Requirements — Transcribe all the entries word for word, skipping the pictures.

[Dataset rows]
%%
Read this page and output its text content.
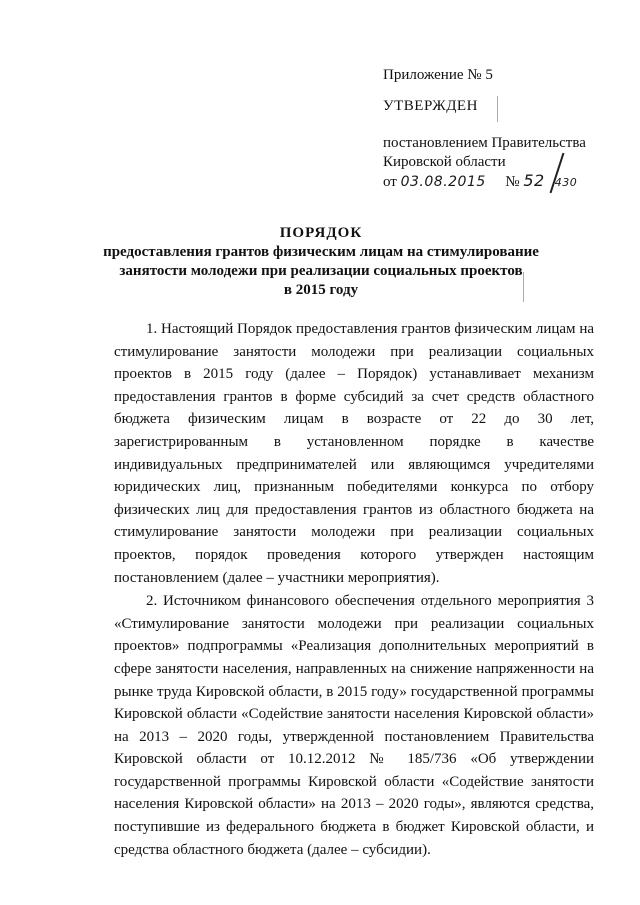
Приложение № 5
УТВЕРЖДЕН
постановлением Правительства
Кировской области
от 03.08.2015 № 52 430
ПОРЯДОК
предоставления грантов физическим лицам на стимулирование
занятости молодежи при реализации социальных проектов
в 2015 году

1. Настоящий Порядок предоставления грантов физическим лицам на стимулирование занятости молодежи при реализации социальных проектов в 2015 году (далее – Порядок) устанавливает механизм предоставления грантов в форме субсидий за счет средств областного бюджета физическим лицам в возрасте от 22 до 30 лет, зарегистрированным в установленном порядке в качестве индивидуальных предпринимателей или являющимся учредителями юридических лиц, признанным победителями конкурса по отбору физических лиц для предоставления грантов из областного бюджета на стимулирование занятости молодежи при реализации социальных проектов, порядок проведения которого утвержден настоящим постановлением (далее – участники мероприятия).

2. Источником финансового обеспечения отдельного мероприятия 3 «Стимулирование занятости молодежи при реализации социальных проектов» подпрограммы «Реализация дополнительных мероприятий в сфере занятости населения, направленных на снижение напряженности на рынке труда Кировской области, в 2015 году» государственной программы Кировской области «Содействие занятости населения Кировской области» на 2013 – 2020 годы, утвержденной постановлением Правительства Кировской области от 10.12.2012 № 185/736 «Об утверждении государственной программы Кировской области «Содействие занятости населения Кировской области» на 2013 – 2020 годы», являются средства, поступившие из федерального бюджета в бюджет Кировской области, и средства областного бюджета (далее – субсидии).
%%
Result below —
Read this page and output its text content.
Приложение № 5
УТВЕРЖДЕН
постановлением Правительства
Кировской области
от 03.08.2015 № 52 430
ПОРЯДОК
предоставления грантов физическим лицам на стимулирование
занятости молодежи при реализации социальных проектов
в 2015 году

1. Настоящий Порядок предоставления грантов физическим лицам на стимулирование занятости молодежи при реализации социальных проектов в 2015 году (далее – Порядок) устанавливает механизм предоставления грантов в форме субсидий за счет средств областного бюджета физическим лицам в возрасте от 22 до 30 лет, зарегистрированным в установленном порядке в качестве индивидуальных предпринимателей или являющимся учредителями юридических лиц, признанным победителями конкурса по отбору физических лиц для предоставления грантов из областного бюджета на стимулирование занятости молодежи при реализации социальных проектов, порядок проведения которого утвержден настоящим постановлением (далее – участники мероприятия).

2. Источником финансового обеспечения отдельного мероприятия 3 «Стимулирование занятости молодежи при реализации социальных проектов» подпрограммы «Реализация дополнительных мероприятий в сфере занятости населения, направленных на снижение напряженности на рынке труда Кировской области, в 2015 году» государственной программы Кировской области «Содействие занятости населения Кировской области» на 2013 – 2020 годы, утвержденной постановлением Правительства Кировской области от 10.12.2012 № 185/736 «Об утверждении государственной программы Кировской области «Содействие занятости населения Кировской области» на 2013 – 2020 годы», являются средства, поступившие из федерального бюджета в бюджет Кировской области, и средства областного бюджета (далее – субсидии).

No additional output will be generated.